# [WORK TO DO]
Set the listing down again in full, word for word, with the pictures left out.

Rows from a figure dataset
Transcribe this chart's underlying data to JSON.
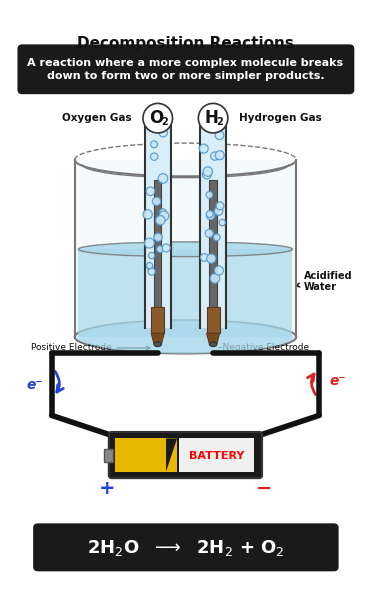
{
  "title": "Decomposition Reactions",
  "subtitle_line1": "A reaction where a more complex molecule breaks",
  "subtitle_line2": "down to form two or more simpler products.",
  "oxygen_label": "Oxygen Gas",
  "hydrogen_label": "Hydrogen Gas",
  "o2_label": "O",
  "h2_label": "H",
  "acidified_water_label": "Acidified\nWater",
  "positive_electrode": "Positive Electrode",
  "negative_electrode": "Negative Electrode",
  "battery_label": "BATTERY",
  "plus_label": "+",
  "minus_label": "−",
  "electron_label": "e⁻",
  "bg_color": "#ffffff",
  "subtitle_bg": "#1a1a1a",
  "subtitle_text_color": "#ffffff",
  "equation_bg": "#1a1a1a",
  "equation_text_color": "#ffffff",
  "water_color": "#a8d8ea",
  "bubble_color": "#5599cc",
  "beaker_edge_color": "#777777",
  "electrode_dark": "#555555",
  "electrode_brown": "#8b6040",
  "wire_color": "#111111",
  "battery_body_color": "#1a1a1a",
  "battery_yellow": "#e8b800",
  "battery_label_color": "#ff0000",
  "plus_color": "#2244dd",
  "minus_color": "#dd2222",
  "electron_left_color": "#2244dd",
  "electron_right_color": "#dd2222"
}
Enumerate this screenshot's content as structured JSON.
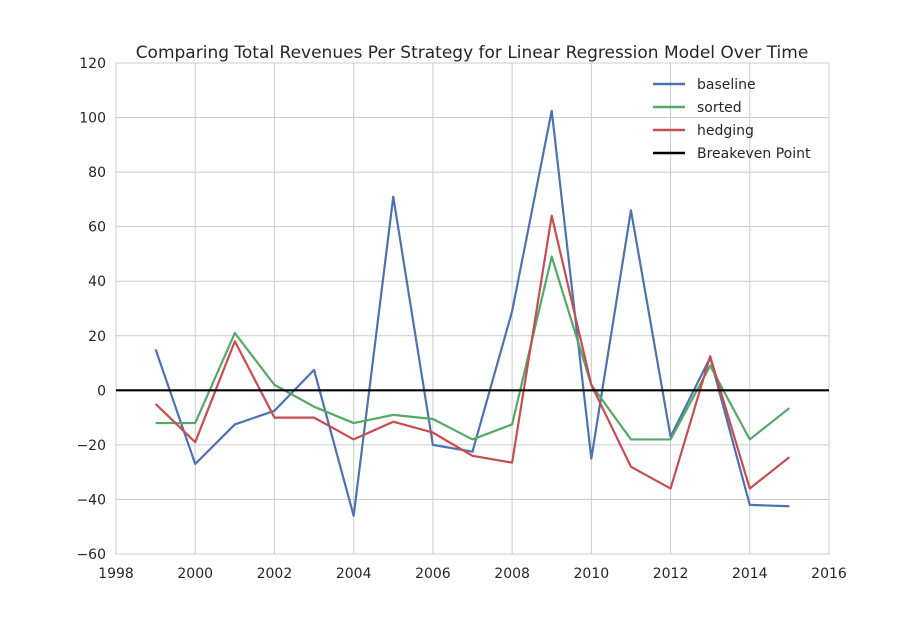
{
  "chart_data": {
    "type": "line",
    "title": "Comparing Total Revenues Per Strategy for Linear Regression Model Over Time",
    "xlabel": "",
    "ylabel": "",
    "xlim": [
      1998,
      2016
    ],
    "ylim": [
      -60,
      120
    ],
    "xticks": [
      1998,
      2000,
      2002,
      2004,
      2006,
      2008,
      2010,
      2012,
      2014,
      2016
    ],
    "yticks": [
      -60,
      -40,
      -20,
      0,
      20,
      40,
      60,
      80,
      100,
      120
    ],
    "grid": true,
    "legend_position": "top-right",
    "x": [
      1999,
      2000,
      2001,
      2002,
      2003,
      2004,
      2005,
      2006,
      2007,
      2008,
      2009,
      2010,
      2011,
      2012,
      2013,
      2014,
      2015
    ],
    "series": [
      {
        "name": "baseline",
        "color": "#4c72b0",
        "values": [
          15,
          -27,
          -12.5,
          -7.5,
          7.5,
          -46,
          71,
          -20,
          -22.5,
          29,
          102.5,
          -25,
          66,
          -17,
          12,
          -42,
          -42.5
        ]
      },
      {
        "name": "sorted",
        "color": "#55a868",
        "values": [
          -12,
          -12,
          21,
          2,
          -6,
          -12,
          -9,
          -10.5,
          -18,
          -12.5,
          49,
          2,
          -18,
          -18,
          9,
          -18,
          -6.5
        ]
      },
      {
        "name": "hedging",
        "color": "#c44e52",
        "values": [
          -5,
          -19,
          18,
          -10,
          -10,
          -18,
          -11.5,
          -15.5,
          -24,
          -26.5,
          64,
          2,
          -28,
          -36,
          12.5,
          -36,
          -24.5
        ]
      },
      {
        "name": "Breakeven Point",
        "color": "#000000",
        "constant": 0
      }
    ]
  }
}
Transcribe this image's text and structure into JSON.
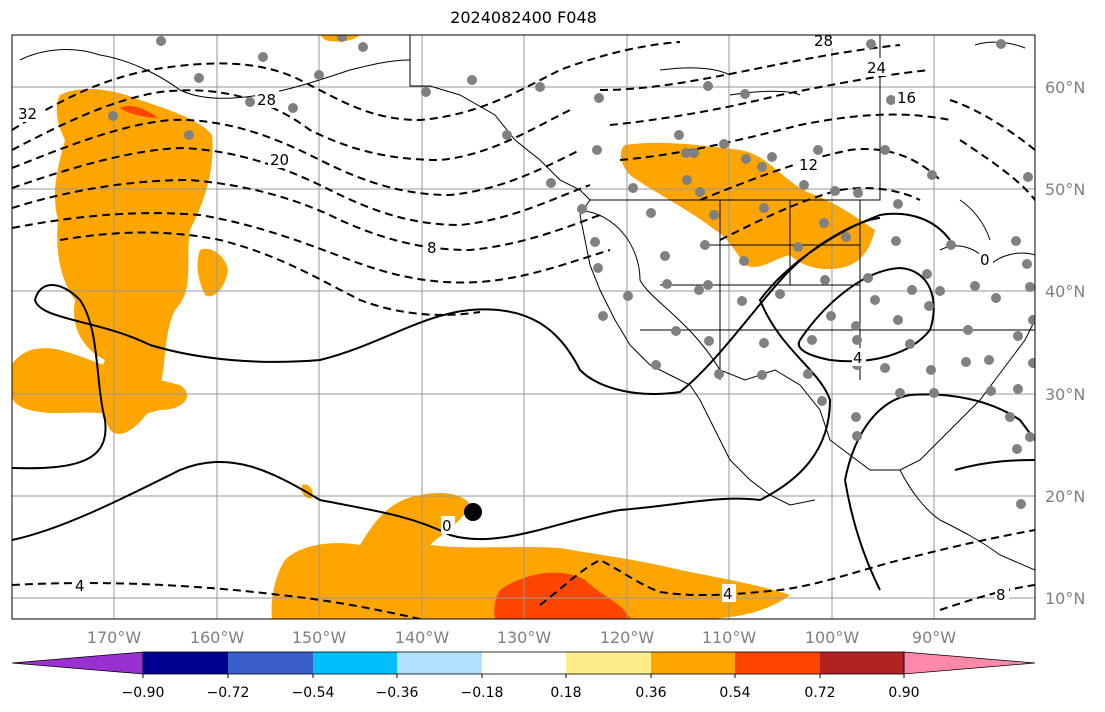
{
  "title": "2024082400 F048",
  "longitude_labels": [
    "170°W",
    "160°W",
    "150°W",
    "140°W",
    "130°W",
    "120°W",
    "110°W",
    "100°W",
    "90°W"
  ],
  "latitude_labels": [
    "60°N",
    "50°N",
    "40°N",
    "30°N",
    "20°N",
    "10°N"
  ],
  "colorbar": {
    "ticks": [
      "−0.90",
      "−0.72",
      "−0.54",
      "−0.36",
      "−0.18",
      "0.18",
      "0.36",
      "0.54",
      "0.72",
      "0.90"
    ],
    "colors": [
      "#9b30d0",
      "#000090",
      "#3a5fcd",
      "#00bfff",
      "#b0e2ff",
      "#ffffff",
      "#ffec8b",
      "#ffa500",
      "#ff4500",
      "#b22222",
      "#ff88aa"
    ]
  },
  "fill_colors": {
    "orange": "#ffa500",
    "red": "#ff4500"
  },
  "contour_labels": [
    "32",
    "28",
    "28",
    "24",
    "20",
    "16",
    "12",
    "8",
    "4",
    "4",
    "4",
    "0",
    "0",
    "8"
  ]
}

# [OUTPUT BELOW]
Transcribe this chart's underlying data to JSON.
{
  "title": "Decomposition Reactions",
  "subtitle_line1": "A reaction where a more complex molecule breaks",
  "subtitle_line2": "down to form two or more simpler products.",
  "oxygen_label": "Oxygen Gas",
  "hydrogen_label": "Hydrogen Gas",
  "o2_label": "O",
  "h2_label": "H",
  "acidified_water_label": "Acidified\nWater",
  "positive_electrode": "Positive Electrode",
  "negative_electrode": "Negative Electrode",
  "battery_label": "BATTERY",
  "plus_label": "+",
  "minus_label": "−",
  "electron_label": "e⁻",
  "bg_color": "#ffffff",
  "subtitle_bg": "#1a1a1a",
  "subtitle_text_color": "#ffffff",
  "equation_bg": "#1a1a1a",
  "equation_text_color": "#ffffff",
  "water_color": "#a8d8ea",
  "bubble_color": "#5599cc",
  "beaker_edge_color": "#777777",
  "electrode_dark": "#555555",
  "electrode_brown": "#8b6040",
  "wire_color": "#111111",
  "battery_body_color": "#1a1a1a",
  "battery_yellow": "#e8b800",
  "battery_label_color": "#ff0000",
  "plus_color": "#2244dd",
  "minus_color": "#dd2222",
  "electron_left_color": "#2244dd",
  "electron_right_color": "#dd2222"
}
Enumerate this screenshot's content as structured JSON.
{
  "chart_data": {
    "type": "line",
    "title": "Comparing Total Revenues Per Strategy for Linear Regression Model Over Time",
    "xlabel": "",
    "ylabel": "",
    "xlim": [
      1998,
      2016
    ],
    "ylim": [
      -60,
      120
    ],
    "xticks": [
      1998,
      2000,
      2002,
      2004,
      2006,
      2008,
      2010,
      2012,
      2014,
      2016
    ],
    "yticks": [
      -60,
      -40,
      -20,
      0,
      20,
      40,
      60,
      80,
      100,
      120
    ],
    "grid": true,
    "legend_position": "top-right",
    "x": [
      1999,
      2000,
      2001,
      2002,
      2003,
      2004,
      2005,
      2006,
      2007,
      2008,
      2009,
      2010,
      2011,
      2012,
      2013,
      2014,
      2015
    ],
    "series": [
      {
        "name": "baseline",
        "color": "#4c72b0",
        "values": [
          15,
          -27,
          -12.5,
          -7.5,
          7.5,
          -46,
          71,
          -20,
          -22.5,
          29,
          102.5,
          -25,
          66,
          -17,
          12,
          -42,
          -42.5
        ]
      },
      {
        "name": "sorted",
        "color": "#55a868",
        "values": [
          -12,
          -12,
          21,
          2,
          -6,
          -12,
          -9,
          -10.5,
          -18,
          -12.5,
          49,
          2,
          -18,
          -18,
          9,
          -18,
          -6.5
        ]
      },
      {
        "name": "hedging",
        "color": "#c44e52",
        "values": [
          -5,
          -19,
          18,
          -10,
          -10,
          -18,
          -11.5,
          -15.5,
          -24,
          -26.5,
          64,
          2,
          -28,
          -36,
          12.5,
          -36,
          -24.5
        ]
      },
      {
        "name": "Breakeven Point",
        "color": "#000000",
        "constant": 0
      }
    ]
  }
}
Transcribe this image's text and structure into JSON.
{
  "title": "2024082400 F048",
  "longitude_labels": [
    "170°W",
    "160°W",
    "150°W",
    "140°W",
    "130°W",
    "120°W",
    "110°W",
    "100°W",
    "90°W"
  ],
  "latitude_labels": [
    "60°N",
    "50°N",
    "40°N",
    "30°N",
    "20°N",
    "10°N"
  ],
  "colorbar": {
    "ticks": [
      "−0.90",
      "−0.72",
      "−0.54",
      "−0.36",
      "−0.18",
      "0.18",
      "0.36",
      "0.54",
      "0.72",
      "0.90"
    ],
    "colors": [
      "#9b30d0",
      "#000090",
      "#3a5fcd",
      "#00bfff",
      "#b0e2ff",
      "#ffffff",
      "#ffec8b",
      "#ffa500",
      "#ff4500",
      "#b22222",
      "#ff88aa"
    ]
  },
  "fill_colors": {
    "orange": "#ffa500",
    "red": "#ff4500"
  },
  "contour_labels": [
    "32",
    "28",
    "28",
    "24",
    "20",
    "16",
    "12",
    "8",
    "4",
    "4",
    "4",
    "0",
    "0",
    "8"
  ]
}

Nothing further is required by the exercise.